Set down the data below without change, skipping the pictures it holds.

· · · · · · ·

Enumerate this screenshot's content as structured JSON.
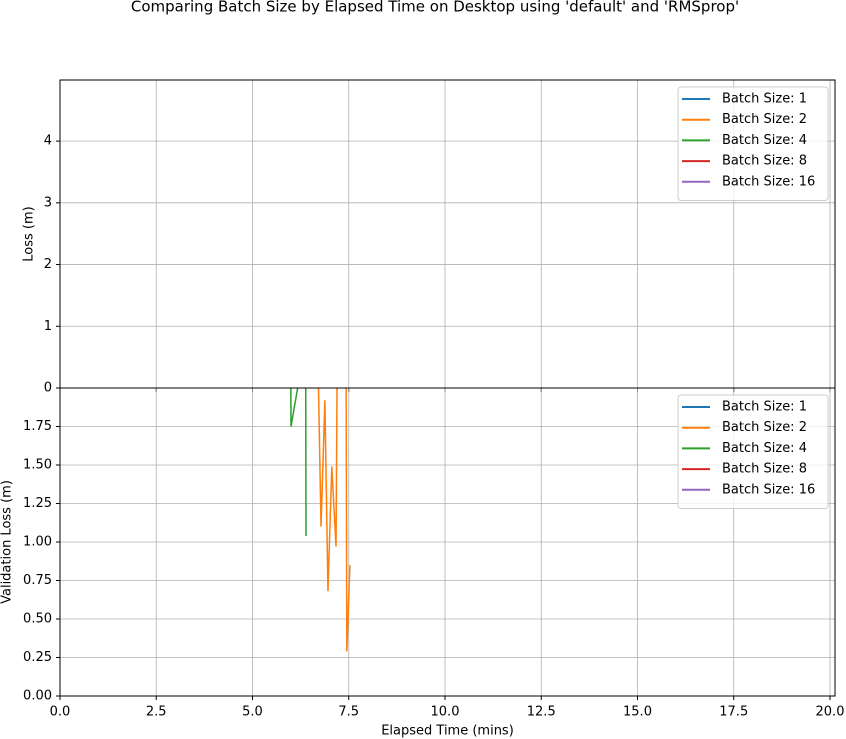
{
  "chart_data": [
    {
      "type": "line",
      "title": "Comparing Batch Size by Elapsed Time on Desktop using 'default' and 'RMSprop'",
      "ylabel": "Loss (m)",
      "xlim": [
        0,
        20.13
      ],
      "ylim": [
        0,
        4.99
      ],
      "xticks": [
        0,
        2.5,
        5,
        7.5,
        10,
        12.5,
        15,
        17.5,
        20
      ],
      "yticks": [
        0,
        1,
        2,
        3,
        4
      ],
      "grid": true,
      "legend": "upper right",
      "series": [
        {
          "name": "Batch Size: 1",
          "color": "#1f77b4",
          "x": [],
          "values": []
        },
        {
          "name": "Batch Size: 2",
          "color": "#ff7f0e",
          "x": [],
          "values": []
        },
        {
          "name": "Batch Size: 4",
          "color": "#2ca02c",
          "x": [],
          "values": []
        },
        {
          "name": "Batch Size: 8",
          "color": "#d62728",
          "x": [],
          "values": []
        },
        {
          "name": "Batch Size: 16",
          "color": "#9467bd",
          "x": [],
          "values": []
        }
      ]
    },
    {
      "type": "line",
      "xlabel": "Elapsed Time (mins)",
      "ylabel": "Validation Loss (m)",
      "xlim": [
        0,
        20.13
      ],
      "ylim": [
        0,
        2
      ],
      "xticks": [
        {
          "value": 0,
          "label": "0.0"
        },
        {
          "value": 2.5,
          "label": "2.5"
        },
        {
          "value": 5,
          "label": "5.0"
        },
        {
          "value": 7.5,
          "label": "7.5"
        },
        {
          "value": 10,
          "label": "10.0"
        },
        {
          "value": 12.5,
          "label": "12.5"
        },
        {
          "value": 15,
          "label": "15.0"
        },
        {
          "value": 17.5,
          "label": "17.5"
        },
        {
          "value": 20,
          "label": "20.0"
        }
      ],
      "yticks": [
        {
          "value": 0,
          "label": "0.00"
        },
        {
          "value": 0.25,
          "label": "0.25"
        },
        {
          "value": 0.5,
          "label": "0.50"
        },
        {
          "value": 0.75,
          "label": "0.75"
        },
        {
          "value": 1,
          "label": "1.00"
        },
        {
          "value": 1.25,
          "label": "1.25"
        },
        {
          "value": 1.5,
          "label": "1.50"
        },
        {
          "value": 1.75,
          "label": "1.75"
        }
      ],
      "grid": true,
      "legend": "upper right",
      "series": [
        {
          "name": "Batch Size: 1",
          "color": "#1f77b4",
          "x": [],
          "values": []
        },
        {
          "name": "Batch Size: 2",
          "color": "#ff7f0e",
          "x": [
            6.7,
            6.78,
            6.88,
            6.96,
            7.06,
            7.17,
            7.2,
            7.43,
            7.45,
            7.53
          ],
          "values": [
            2.2,
            1.1,
            1.92,
            0.68,
            1.49,
            0.97,
            2.2,
            2.2,
            0.29,
            0.85
          ]
        },
        {
          "name": "Batch Size: 4",
          "color": "#2ca02c",
          "x": [
            5.99,
            6.0,
            6.38,
            6.39
          ],
          "values": [
            2.3,
            1.75,
            2.3,
            1.04
          ]
        },
        {
          "name": "Batch Size: 8",
          "color": "#d62728",
          "x": [],
          "values": []
        },
        {
          "name": "Batch Size: 16",
          "color": "#9467bd",
          "x": [],
          "values": []
        }
      ]
    }
  ]
}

· · · · · · ·

| Task answer |
Enumerate this screenshot's content as structured JSON.
{
  "chart_data": [
    {
      "type": "line",
      "title": "Comparing Batch Size by Elapsed Time on Desktop using 'default' and 'RMSprop'",
      "ylabel": "Loss (m)",
      "xlim": [
        0,
        20.13
      ],
      "ylim": [
        0,
        4.99
      ],
      "xticks": [
        0,
        2.5,
        5,
        7.5,
        10,
        12.5,
        15,
        17.5,
        20
      ],
      "yticks": [
        0,
        1,
        2,
        3,
        4
      ],
      "grid": true,
      "legend": "upper right",
      "series": [
        {
          "name": "Batch Size: 1",
          "color": "#1f77b4",
          "x": [],
          "values": []
        },
        {
          "name": "Batch Size: 2",
          "color": "#ff7f0e",
          "x": [],
          "values": []
        },
        {
          "name": "Batch Size: 4",
          "color": "#2ca02c",
          "x": [],
          "values": []
        },
        {
          "name": "Batch Size: 8",
          "color": "#d62728",
          "x": [],
          "values": []
        },
        {
          "name": "Batch Size: 16",
          "color": "#9467bd",
          "x": [],
          "values": []
        }
      ]
    },
    {
      "type": "line",
      "xlabel": "Elapsed Time (mins)",
      "ylabel": "Validation Loss (m)",
      "xlim": [
        0,
        20.13
      ],
      "ylim": [
        0,
        2
      ],
      "xticks": [
        {
          "value": 0,
          "label": "0.0"
        },
        {
          "value": 2.5,
          "label": "2.5"
        },
        {
          "value": 5,
          "label": "5.0"
        },
        {
          "value": 7.5,
          "label": "7.5"
        },
        {
          "value": 10,
          "label": "10.0"
        },
        {
          "value": 12.5,
          "label": "12.5"
        },
        {
          "value": 15,
          "label": "15.0"
        },
        {
          "value": 17.5,
          "label": "17.5"
        },
        {
          "value": 20,
          "label": "20.0"
        }
      ],
      "yticks": [
        {
          "value": 0,
          "label": "0.00"
        },
        {
          "value": 0.25,
          "label": "0.25"
        },
        {
          "value": 0.5,
          "label": "0.50"
        },
        {
          "value": 0.75,
          "label": "0.75"
        },
        {
          "value": 1,
          "label": "1.00"
        },
        {
          "value": 1.25,
          "label": "1.25"
        },
        {
          "value": 1.5,
          "label": "1.50"
        },
        {
          "value": 1.75,
          "label": "1.75"
        }
      ],
      "grid": true,
      "legend": "upper right",
      "series": [
        {
          "name": "Batch Size: 1",
          "color": "#1f77b4",
          "x": [],
          "values": []
        },
        {
          "name": "Batch Size: 2",
          "color": "#ff7f0e",
          "x": [
            6.7,
            6.78,
            6.88,
            6.96,
            7.06,
            7.17,
            7.2,
            7.43,
            7.45,
            7.53
          ],
          "values": [
            2.2,
            1.1,
            1.92,
            0.68,
            1.49,
            0.97,
            2.2,
            2.2,
            0.29,
            0.85
          ]
        },
        {
          "name": "Batch Size: 4",
          "color": "#2ca02c",
          "x": [
            5.99,
            6.0,
            6.38,
            6.39
          ],
          "values": [
            2.3,
            1.75,
            2.3,
            1.04
          ]
        },
        {
          "name": "Batch Size: 8",
          "color": "#d62728",
          "x": [],
          "values": []
        },
        {
          "name": "Batch Size: 16",
          "color": "#9467bd",
          "x": [],
          "values": []
        }
      ]
    }
  ]
}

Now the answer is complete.